start Record set

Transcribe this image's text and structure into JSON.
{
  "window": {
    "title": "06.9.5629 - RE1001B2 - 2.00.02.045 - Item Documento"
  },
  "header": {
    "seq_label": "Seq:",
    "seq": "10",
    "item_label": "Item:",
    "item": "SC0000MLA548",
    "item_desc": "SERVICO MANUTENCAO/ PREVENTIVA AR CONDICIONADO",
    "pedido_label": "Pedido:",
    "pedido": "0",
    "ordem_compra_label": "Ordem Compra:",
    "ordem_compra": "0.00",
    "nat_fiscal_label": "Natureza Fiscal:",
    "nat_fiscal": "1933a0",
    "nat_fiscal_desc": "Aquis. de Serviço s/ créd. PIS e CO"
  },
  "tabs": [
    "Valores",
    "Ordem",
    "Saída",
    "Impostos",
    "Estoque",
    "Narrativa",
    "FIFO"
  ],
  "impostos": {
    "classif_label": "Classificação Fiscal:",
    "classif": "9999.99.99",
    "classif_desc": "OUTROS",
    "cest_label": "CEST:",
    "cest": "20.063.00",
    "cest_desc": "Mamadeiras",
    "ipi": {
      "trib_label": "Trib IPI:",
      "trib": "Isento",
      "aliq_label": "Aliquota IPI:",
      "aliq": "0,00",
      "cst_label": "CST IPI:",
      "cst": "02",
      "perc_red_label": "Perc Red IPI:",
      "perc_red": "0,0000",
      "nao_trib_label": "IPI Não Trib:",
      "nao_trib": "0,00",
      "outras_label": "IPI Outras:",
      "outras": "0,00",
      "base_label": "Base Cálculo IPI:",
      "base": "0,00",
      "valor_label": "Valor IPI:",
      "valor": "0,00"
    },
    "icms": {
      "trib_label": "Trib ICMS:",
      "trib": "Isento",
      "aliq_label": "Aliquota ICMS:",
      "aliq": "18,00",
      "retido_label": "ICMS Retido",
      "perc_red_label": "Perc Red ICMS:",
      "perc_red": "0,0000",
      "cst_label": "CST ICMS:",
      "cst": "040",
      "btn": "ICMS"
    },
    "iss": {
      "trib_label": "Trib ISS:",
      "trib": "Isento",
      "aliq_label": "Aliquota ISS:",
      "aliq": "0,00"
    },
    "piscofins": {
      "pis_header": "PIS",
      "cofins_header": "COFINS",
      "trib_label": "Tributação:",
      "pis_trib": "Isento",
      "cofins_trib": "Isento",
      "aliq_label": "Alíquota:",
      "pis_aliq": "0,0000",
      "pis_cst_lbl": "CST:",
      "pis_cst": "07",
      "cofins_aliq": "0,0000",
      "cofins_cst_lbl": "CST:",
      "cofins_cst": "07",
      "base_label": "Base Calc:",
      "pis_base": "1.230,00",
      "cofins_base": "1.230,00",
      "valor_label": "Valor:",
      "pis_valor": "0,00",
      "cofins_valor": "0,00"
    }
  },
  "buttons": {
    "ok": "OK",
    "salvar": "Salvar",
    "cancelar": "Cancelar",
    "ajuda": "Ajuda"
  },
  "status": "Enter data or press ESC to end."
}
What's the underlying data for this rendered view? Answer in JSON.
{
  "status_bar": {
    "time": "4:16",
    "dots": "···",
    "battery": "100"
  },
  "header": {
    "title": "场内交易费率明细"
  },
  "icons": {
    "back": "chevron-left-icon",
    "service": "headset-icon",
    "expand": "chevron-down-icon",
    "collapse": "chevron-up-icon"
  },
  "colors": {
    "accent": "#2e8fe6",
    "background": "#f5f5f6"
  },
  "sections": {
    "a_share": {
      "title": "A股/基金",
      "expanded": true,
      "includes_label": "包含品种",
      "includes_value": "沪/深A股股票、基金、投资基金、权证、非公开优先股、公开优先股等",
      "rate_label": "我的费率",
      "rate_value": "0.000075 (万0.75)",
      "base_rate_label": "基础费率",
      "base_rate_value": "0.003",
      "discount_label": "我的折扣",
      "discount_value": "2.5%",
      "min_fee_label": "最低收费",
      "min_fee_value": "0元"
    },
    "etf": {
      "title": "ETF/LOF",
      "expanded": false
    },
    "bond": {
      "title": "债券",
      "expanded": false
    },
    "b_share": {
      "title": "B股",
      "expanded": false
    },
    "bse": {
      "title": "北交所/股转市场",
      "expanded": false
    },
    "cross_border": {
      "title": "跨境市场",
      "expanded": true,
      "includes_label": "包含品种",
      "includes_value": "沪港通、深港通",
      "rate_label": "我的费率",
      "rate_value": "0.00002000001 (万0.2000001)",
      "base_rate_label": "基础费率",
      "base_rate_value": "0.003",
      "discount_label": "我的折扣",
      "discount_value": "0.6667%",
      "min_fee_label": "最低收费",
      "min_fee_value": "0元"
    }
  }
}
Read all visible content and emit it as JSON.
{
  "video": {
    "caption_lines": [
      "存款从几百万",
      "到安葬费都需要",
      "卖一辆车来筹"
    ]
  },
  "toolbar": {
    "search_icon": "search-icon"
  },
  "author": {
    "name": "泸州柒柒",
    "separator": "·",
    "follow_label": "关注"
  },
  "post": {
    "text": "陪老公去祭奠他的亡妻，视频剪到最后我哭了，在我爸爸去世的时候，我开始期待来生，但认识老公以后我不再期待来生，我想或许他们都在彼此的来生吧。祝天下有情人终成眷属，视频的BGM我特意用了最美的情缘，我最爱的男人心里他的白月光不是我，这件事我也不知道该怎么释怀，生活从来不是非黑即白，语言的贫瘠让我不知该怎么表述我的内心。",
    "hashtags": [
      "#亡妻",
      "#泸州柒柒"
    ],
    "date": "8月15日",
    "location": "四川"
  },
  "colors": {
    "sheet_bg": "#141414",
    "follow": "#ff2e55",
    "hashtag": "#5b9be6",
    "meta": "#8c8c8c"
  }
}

end Record set

• [Prompt] Each entry above is to be set down again in exactly the same words.

• [Exercise response]
Transcribe this image's text and structure into JSON.
{
  "window": {
    "title": "06.9.5629 - RE1001B2 - 2.00.02.045 - Item Documento"
  },
  "header": {
    "seq_label": "Seq:",
    "seq": "10",
    "item_label": "Item:",
    "item": "SC0000MLA548",
    "item_desc": "SERVICO MANUTENCAO/ PREVENTIVA AR CONDICIONADO",
    "pedido_label": "Pedido:",
    "pedido": "0",
    "ordem_compra_label": "Ordem Compra:",
    "ordem_compra": "0.00",
    "nat_fiscal_label": "Natureza Fiscal:",
    "nat_fiscal": "1933a0",
    "nat_fiscal_desc": "Aquis. de Serviço s/ créd. PIS e CO"
  },
  "tabs": [
    "Valores",
    "Ordem",
    "Saída",
    "Impostos",
    "Estoque",
    "Narrativa",
    "FIFO"
  ],
  "impostos": {
    "classif_label": "Classificação Fiscal:",
    "classif": "9999.99.99",
    "classif_desc": "OUTROS",
    "cest_label": "CEST:",
    "cest": "20.063.00",
    "cest_desc": "Mamadeiras",
    "ipi": {
      "trib_label": "Trib IPI:",
      "trib": "Isento",
      "aliq_label": "Aliquota IPI:",
      "aliq": "0,00",
      "cst_label": "CST IPI:",
      "cst": "02",
      "perc_red_label": "Perc Red IPI:",
      "perc_red": "0,0000",
      "nao_trib_label": "IPI Não Trib:",
      "nao_trib": "0,00",
      "outras_label": "IPI Outras:",
      "outras": "0,00",
      "base_label": "Base Cálculo IPI:",
      "base": "0,00",
      "valor_label": "Valor IPI:",
      "valor": "0,00"
    },
    "icms": {
      "trib_label": "Trib ICMS:",
      "trib": "Isento",
      "aliq_label": "Aliquota ICMS:",
      "aliq": "18,00",
      "retido_label": "ICMS Retido",
      "perc_red_label": "Perc Red ICMS:",
      "perc_red": "0,0000",
      "cst_label": "CST ICMS:",
      "cst": "040",
      "btn": "ICMS"
    },
    "iss": {
      "trib_label": "Trib ISS:",
      "trib": "Isento",
      "aliq_label": "Aliquota ISS:",
      "aliq": "0,00"
    },
    "piscofins": {
      "pis_header": "PIS",
      "cofins_header": "COFINS",
      "trib_label": "Tributação:",
      "pis_trib": "Isento",
      "cofins_trib": "Isento",
      "aliq_label": "Alíquota:",
      "pis_aliq": "0,0000",
      "pis_cst_lbl": "CST:",
      "pis_cst": "07",
      "cofins_aliq": "0,0000",
      "cofins_cst_lbl": "CST:",
      "cofins_cst": "07",
      "base_label": "Base Calc:",
      "pis_base": "1.230,00",
      "cofins_base": "1.230,00",
      "valor_label": "Valor:",
      "pis_valor": "0,00",
      "cofins_valor": "0,00"
    }
  },
  "buttons": {
    "ok": "OK",
    "salvar": "Salvar",
    "cancelar": "Cancelar",
    "ajuda": "Ajuda"
  },
  "status": "Enter data or press ESC to end."
}
What's the underlying data for this rendered view? Answer in JSON.
{
  "status_bar": {
    "time": "4:16",
    "dots": "···",
    "battery": "100"
  },
  "header": {
    "title": "场内交易费率明细"
  },
  "icons": {
    "back": "chevron-left-icon",
    "service": "headset-icon",
    "expand": "chevron-down-icon",
    "collapse": "chevron-up-icon"
  },
  "colors": {
    "accent": "#2e8fe6",
    "background": "#f5f5f6"
  },
  "sections": {
    "a_share": {
      "title": "A股/基金",
      "expanded": true,
      "includes_label": "包含品种",
      "includes_value": "沪/深A股股票、基金、投资基金、权证、非公开优先股、公开优先股等",
      "rate_label": "我的费率",
      "rate_value": "0.000075 (万0.75)",
      "base_rate_label": "基础费率",
      "base_rate_value": "0.003",
      "discount_label": "我的折扣",
      "discount_value": "2.5%",
      "min_fee_label": "最低收费",
      "min_fee_value": "0元"
    },
    "etf": {
      "title": "ETF/LOF",
      "expanded": false
    },
    "bond": {
      "title": "债券",
      "expanded": false
    },
    "b_share": {
      "title": "B股",
      "expanded": false
    },
    "bse": {
      "title": "北交所/股转市场",
      "expanded": false
    },
    "cross_border": {
      "title": "跨境市场",
      "expanded": true,
      "includes_label": "包含品种",
      "includes_value": "沪港通、深港通",
      "rate_label": "我的费率",
      "rate_value": "0.00002000001 (万0.2000001)",
      "base_rate_label": "基础费率",
      "base_rate_value": "0.003",
      "discount_label": "我的折扣",
      "discount_value": "0.6667%",
      "min_fee_label": "最低收费",
      "min_fee_value": "0元"
    }
  }
}
Read all visible content and emit it as JSON.
{
  "video": {
    "caption_lines": [
      "存款从几百万",
      "到安葬费都需要",
      "卖一辆车来筹"
    ]
  },
  "toolbar": {
    "search_icon": "search-icon"
  },
  "author": {
    "name": "泸州柒柒",
    "separator": "·",
    "follow_label": "关注"
  },
  "post": {
    "text": "陪老公去祭奠他的亡妻，视频剪到最后我哭了，在我爸爸去世的时候，我开始期待来生，但认识老公以后我不再期待来生，我想或许他们都在彼此的来生吧。祝天下有情人终成眷属，视频的BGM我特意用了最美的情缘，我最爱的男人心里他的白月光不是我，这件事我也不知道该怎么释怀，生活从来不是非黑即白，语言的贫瘠让我不知该怎么表述我的内心。",
    "hashtags": [
      "#亡妻",
      "#泸州柒柒"
    ],
    "date": "8月15日",
    "location": "四川"
  },
  "colors": {
    "sheet_bg": "#141414",
    "follow": "#ff2e55",
    "hashtag": "#5b9be6",
    "meta": "#8c8c8c"
  }
}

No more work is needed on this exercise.